Work out how many lines include "among" and answer with that number only.

--- Start THE DATA ---

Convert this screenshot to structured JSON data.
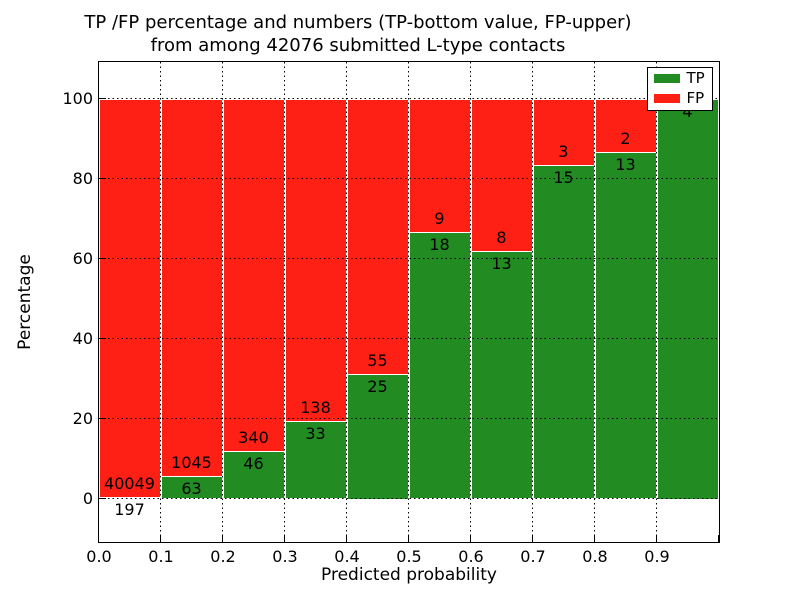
{
  "figure": {
    "title_line1": "TP /FP percentage and numbers (TP-bottom value, FP-upper)",
    "title_line2": "from among 42076 submitted L-type contacts"
  },
  "chart_data": {
    "type": "bar",
    "subtype": "stacked-percentage-histogram",
    "title": "TP /FP percentage and numbers (TP-bottom value, FP-upper) from among 42076 submitted L-type contacts",
    "xlabel": "Predicted probability",
    "ylabel": "Percentage",
    "total_submitted": 42076,
    "categories": [
      "0.0-0.1",
      "0.1-0.2",
      "0.2-0.3",
      "0.3-0.4",
      "0.4-0.5",
      "0.5-0.6",
      "0.6-0.7",
      "0.7-0.8",
      "0.8-0.9",
      "0.9-1.0"
    ],
    "series": [
      {
        "name": "TP",
        "color": "#228b22",
        "values": [
          197,
          63,
          46,
          33,
          25,
          18,
          13,
          15,
          13,
          4
        ]
      },
      {
        "name": "FP",
        "color": "#ff2015",
        "values": [
          40049,
          1045,
          340,
          138,
          55,
          9,
          8,
          3,
          2,
          0
        ]
      }
    ],
    "tp_percent": [
      0.49,
      5.69,
      11.92,
      19.3,
      31.25,
      66.67,
      61.9,
      83.33,
      86.67,
      100
    ],
    "x_tick_labels": [
      "0.0",
      "0.1",
      "0.2",
      "0.3",
      "0.4",
      "0.5",
      "0.6",
      "0.7",
      "0.8",
      "0.9"
    ],
    "y_ticks": [
      0,
      20,
      40,
      60,
      80,
      100
    ],
    "y_tick_labels": [
      "0",
      "20",
      "40",
      "60",
      "80",
      "100"
    ],
    "xlim": [
      0.0,
      1.0
    ],
    "ylim": [
      -11,
      110
    ],
    "grid": "dotted",
    "bar_edge_color": "#ffffff",
    "legend": {
      "position": "upper-right",
      "entries": [
        {
          "label": "TP",
          "color": "#228b22"
        },
        {
          "label": "FP",
          "color": "#ff2015"
        }
      ]
    }
  }
}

--- End THE DATA ---

**EXERCISE OUTPUT**
2